**What is being asked**
Quote the records below in full, exactly as given, with the images taken out.

### Available data ###

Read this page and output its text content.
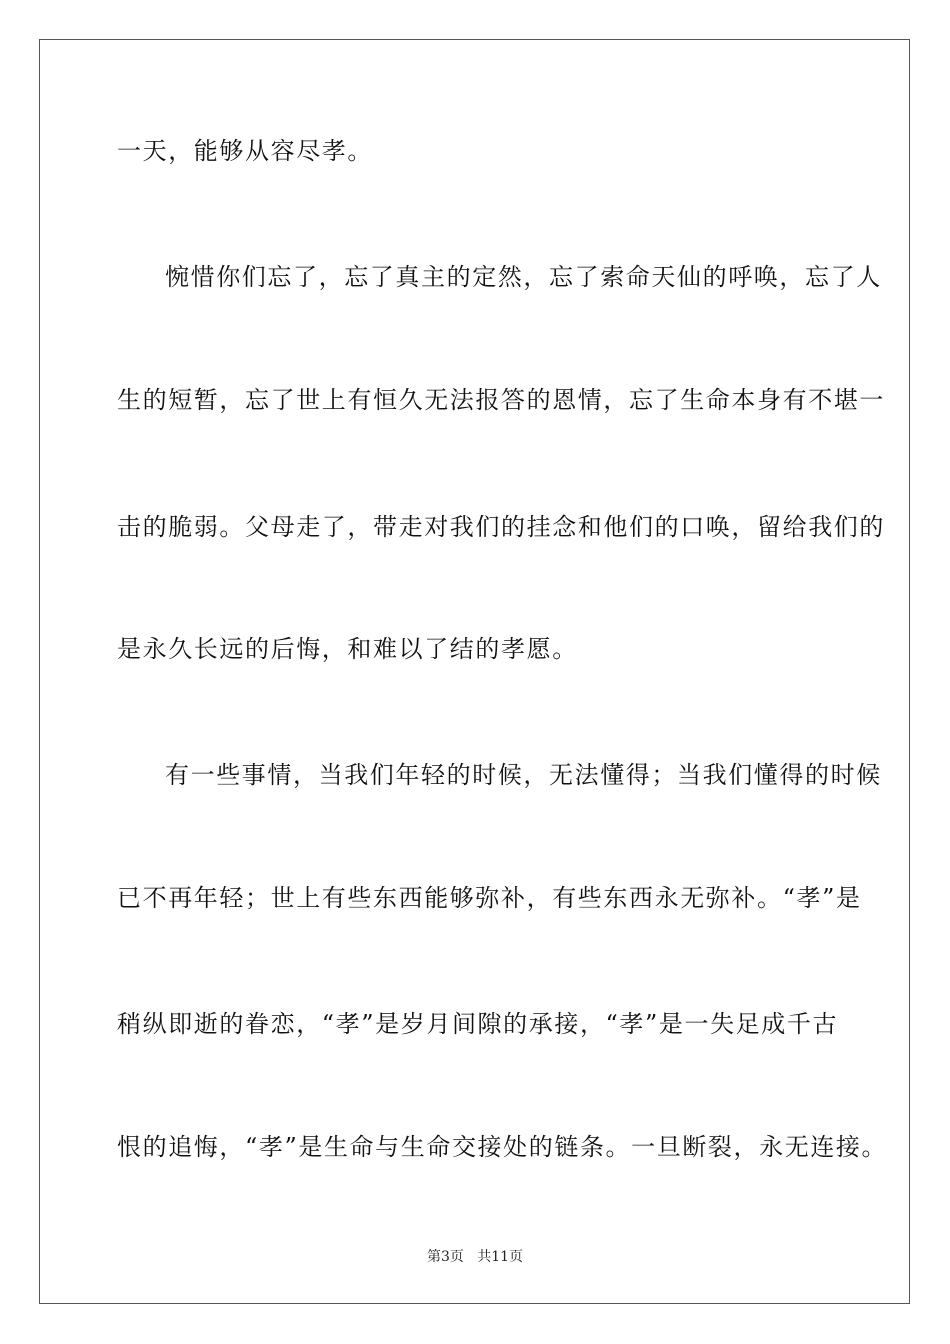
一天，能够从容尽孝。
惋惜你们忘了，忘了真主的定然，忘了索命天仙的呼唤，忘了人
生的短暂，忘了世上有恒久无法报答的恩情，忘了生命本身有不堪一
击的脆弱。父母走了，带走对我们的挂念和他们的口唤，留给我们的
是永久长远的后悔，和难以了结的孝愿。
有一些事情，当我们年轻的时候，无法懂得；当我们懂得的时候
已不再年轻；世上有些东西能够弥补，有些东西永无弥补。“孝”是
稍纵即逝的眷恋，“孝”是岁月间隙的承接，“孝”是一失足成千古
恨的追悔，“孝”是生命与生命交接处的链条。一旦断裂，永无连接。
第3页   共11页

###

**Task result**
Read this page and output its text content.
一天，能够从容尽孝。
惋惜你们忘了，忘了真主的定然，忘了索命天仙的呼唤，忘了人
生的短暂，忘了世上有恒久无法报答的恩情，忘了生命本身有不堪一
击的脆弱。父母走了，带走对我们的挂念和他们的口唤，留给我们的
是永久长远的后悔，和难以了结的孝愿。
有一些事情，当我们年轻的时候，无法懂得；当我们懂得的时候
已不再年轻；世上有些东西能够弥补，有些东西永无弥补。“孝”是
稍纵即逝的眷恋，“孝”是岁月间隙的承接，“孝”是一失足成千古
恨的追悔，“孝”是生命与生命交接处的链条。一旦断裂，永无连接。
第3页   共11页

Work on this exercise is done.